• [Instruction] Repeat the records below exactly, leaving out every picture.

• [Input records]

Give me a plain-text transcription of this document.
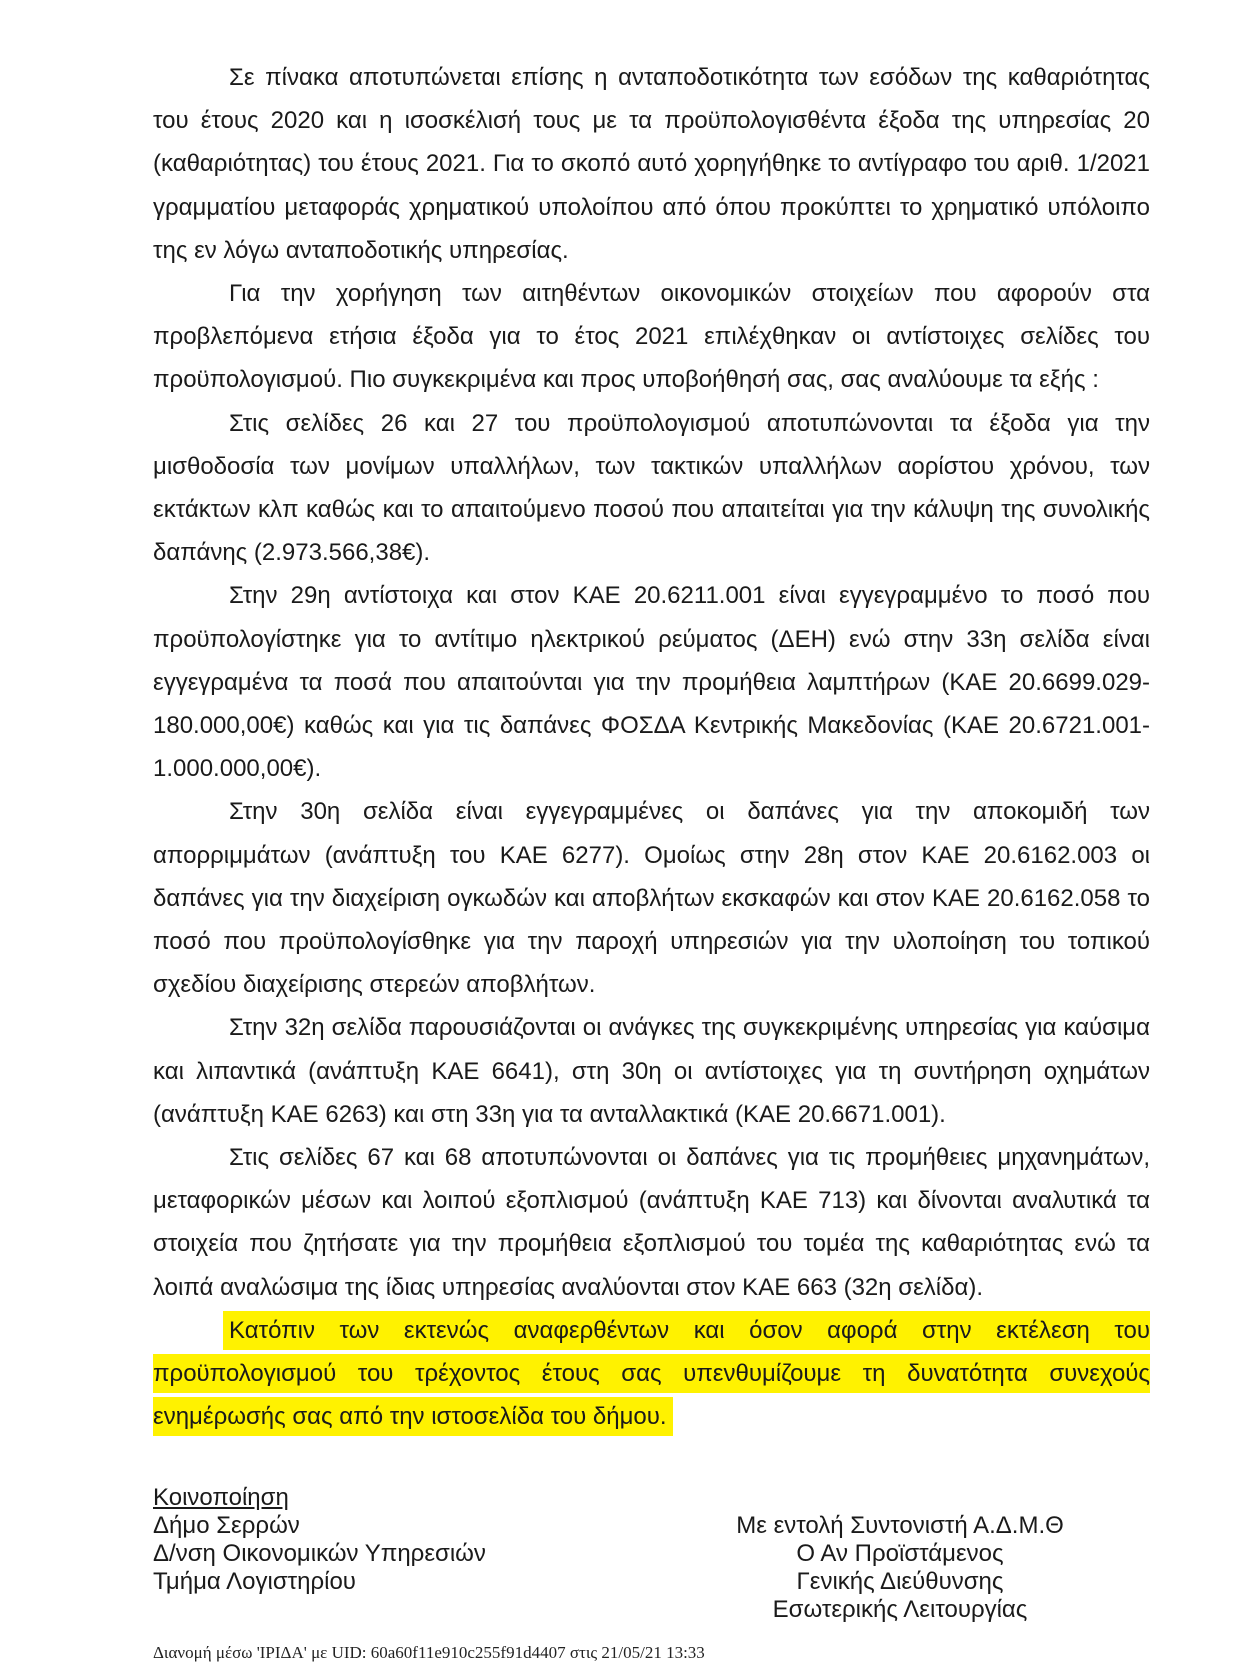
Σε πίνακα αποτυπώνεται επίσης η ανταποδοτικότητα των εσόδων της καθαριότητας του έτους 2020 και η ισοσκέλισή τους με τα προϋπολογισθέντα έξοδα της υπηρεσίας 20 (καθαριότητας) του έτους 2021. Για το σκοπό αυτό χορηγήθηκε το αντίγραφο του αριθ. 1/2021 γραμματίου μεταφοράς χρηματικού υπολοίπου από όπου προκύπτει το χρηματικό υπόλοιπο της εν λόγω ανταποδοτικής υπηρεσίας.

Για την χορήγηση των αιτηθέντων οικονομικών στοιχείων που αφορούν στα προβλεπόμενα ετήσια έξοδα για το έτος 2021 επιλέχθηκαν οι αντίστοιχες σελίδες του προϋπολογισμού. Πιο συγκεκριμένα και προς υποβοήθησή σας, σας αναλύουμε τα εξής :

Στις σελίδες 26 και 27 του προϋπολογισμού αποτυπώνονται τα έξοδα για την μισθοδοσία των μονίμων υπαλλήλων, των τακτικών υπαλλήλων αορίστου χρόνου, των εκτάκτων κλπ καθώς και το απαιτούμενο ποσού που απαιτείται για την κάλυψη της συνολικής δαπάνης (2.973.566,38€).

Στην 29η αντίστοιχα και στον ΚΑΕ 20.6211.001 είναι εγγεγραμμένο το ποσό που προϋπολογίστηκε για το αντίτιμο ηλεκτρικού ρεύματος (ΔΕΗ) ενώ στην 33η σελίδα είναι εγγεγραμένα τα ποσά που απαιτούνται για την προμήθεια λαμπτήρων (ΚΑΕ 20.6699.029- 180.000,00€) καθώς και για τις δαπάνες ΦΟΣΔΑ Κεντρικής Μακεδονίας (ΚΑΕ 20.6721.001- 1.000.000,00€).

Στην 30η σελίδα είναι εγγεγραμμένες οι δαπάνες για την αποκομιδή των απορριμμάτων (ανάπτυξη του ΚΑΕ 6277). Ομοίως στην 28η στον ΚΑΕ 20.6162.003 οι δαπάνες για την διαχείριση ογκωδών και αποβλήτων εκσκαφών και στον ΚΑΕ 20.6162.058 το ποσό που προϋπολογίσθηκε για την παροχή υπηρεσιών για την υλοποίηση του τοπικού σχεδίου διαχείρισης στερεών αποβλήτων.

Στην 32η σελίδα παρουσιάζονται οι ανάγκες της συγκεκριμένης υπηρεσίας για καύσιμα και λιπαντικά (ανάπτυξη ΚΑΕ 6641), στη 30η οι αντίστοιχες για τη συντήρηση οχημάτων (ανάπτυξη ΚΑΕ 6263) και στη 33η για τα ανταλλακτικά (ΚΑΕ 20.6671.001).

Στις σελίδες 67 και 68 αποτυπώνονται οι δαπάνες για τις προμήθειες μηχανημάτων, μεταφορικών μέσων και λοιπού εξοπλισμού (ανάπτυξη ΚΑΕ 713) και δίνονται αναλυτικά τα στοιχεία που ζητήσατε για την προμήθεια εξοπλισμού του τομέα της καθαριότητας ενώ τα λοιπά αναλώσιμα της ίδιας υπηρεσίας αναλύονται στον ΚΑΕ 663 (32η σελίδα).

Κατόπιν των εκτενώς αναφερθέντων και όσον αφορά στην εκτέλεση του προϋπολογισμού του τρέχοντος έτους σας υπενθυμίζουμε τη δυνατότητα συνεχούς ενημέρωσής σας από την ιστοσελίδα του δήμου.

Κοινοποίηση
Δήμο Σερρών
Δ/νση Οικονομικών Υπηρεσιών
Τμήμα Λογιστηρίου
Με εντολή Συντονιστή Α.Δ.Μ.Θ
Ο Αν Προϊστάμενος
Γενικής Διεύθυνσης
Εσωτερικής Λειτουργίας
Διανομή μέσω 'ΙΡΙΔΑ' με UID: 60a60f11e910c255f91d4407 στις 21/05/21 13:33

• [Response to this exercise]
Give me a plain-text transcription of this document.
Σε πίνακα αποτυπώνεται επίσης η ανταποδοτικότητα των εσόδων της καθαριότητας του έτους 2020 και η ισοσκέλισή τους με τα προϋπολογισθέντα έξοδα της υπηρεσίας 20 (καθαριότητας) του έτους 2021. Για το σκοπό αυτό χορηγήθηκε το αντίγραφο του αριθ. 1/2021 γραμματίου μεταφοράς χρηματικού υπολοίπου από όπου προκύπτει το χρηματικό υπόλοιπο της εν λόγω ανταποδοτικής υπηρεσίας.

Για την χορήγηση των αιτηθέντων οικονομικών στοιχείων που αφορούν στα προβλεπόμενα ετήσια έξοδα για το έτος 2021 επιλέχθηκαν οι αντίστοιχες σελίδες του προϋπολογισμού. Πιο συγκεκριμένα και προς υποβοήθησή σας, σας αναλύουμε τα εξής :

Στις σελίδες 26 και 27 του προϋπολογισμού αποτυπώνονται τα έξοδα για την μισθοδοσία των μονίμων υπαλλήλων, των τακτικών υπαλλήλων αορίστου χρόνου, των εκτάκτων κλπ καθώς και το απαιτούμενο ποσού που απαιτείται για την κάλυψη της συνολικής δαπάνης (2.973.566,38€).

Στην 29η αντίστοιχα και στον ΚΑΕ 20.6211.001 είναι εγγεγραμμένο το ποσό που προϋπολογίστηκε για το αντίτιμο ηλεκτρικού ρεύματος (ΔΕΗ) ενώ στην 33η σελίδα είναι εγγεγραμένα τα ποσά που απαιτούνται για την προμήθεια λαμπτήρων (ΚΑΕ 20.6699.029- 180.000,00€) καθώς και για τις δαπάνες ΦΟΣΔΑ Κεντρικής Μακεδονίας (ΚΑΕ 20.6721.001- 1.000.000,00€).

Στην 30η σελίδα είναι εγγεγραμμένες οι δαπάνες για την αποκομιδή των απορριμμάτων (ανάπτυξη του ΚΑΕ 6277). Ομοίως στην 28η στον ΚΑΕ 20.6162.003 οι δαπάνες για την διαχείριση ογκωδών και αποβλήτων εκσκαφών και στον ΚΑΕ 20.6162.058 το ποσό που προϋπολογίσθηκε για την παροχή υπηρεσιών για την υλοποίηση του τοπικού σχεδίου διαχείρισης στερεών αποβλήτων.

Στην 32η σελίδα παρουσιάζονται οι ανάγκες της συγκεκριμένης υπηρεσίας για καύσιμα και λιπαντικά (ανάπτυξη ΚΑΕ 6641), στη 30η οι αντίστοιχες για τη συντήρηση οχημάτων (ανάπτυξη ΚΑΕ 6263) και στη 33η για τα ανταλλακτικά (ΚΑΕ 20.6671.001).

Στις σελίδες 67 και 68 αποτυπώνονται οι δαπάνες για τις προμήθειες μηχανημάτων, μεταφορικών μέσων και λοιπού εξοπλισμού (ανάπτυξη ΚΑΕ 713) και δίνονται αναλυτικά τα στοιχεία που ζητήσατε για την προμήθεια εξοπλισμού του τομέα της καθαριότητας ενώ τα λοιπά αναλώσιμα της ίδιας υπηρεσίας αναλύονται στον ΚΑΕ 663 (32η σελίδα).

Κατόπιν των εκτενώς αναφερθέντων και όσον αφορά στην εκτέλεση του προϋπολογισμού του τρέχοντος έτους σας υπενθυμίζουμε τη δυνατότητα συνεχούς ενημέρωσής σας από την ιστοσελίδα του δήμου.

Κοινοποίηση
Δήμο Σερρών
Δ/νση Οικονομικών Υπηρεσιών
Τμήμα Λογιστηρίου
Με εντολή Συντονιστή Α.Δ.Μ.Θ
Ο Αν Προϊστάμενος
Γενικής Διεύθυνσης
Εσωτερικής Λειτουργίας
Διανομή μέσω 'ΙΡΙΔΑ' με UID: 60a60f11e910c255f91d4407 στις 21/05/21 13:33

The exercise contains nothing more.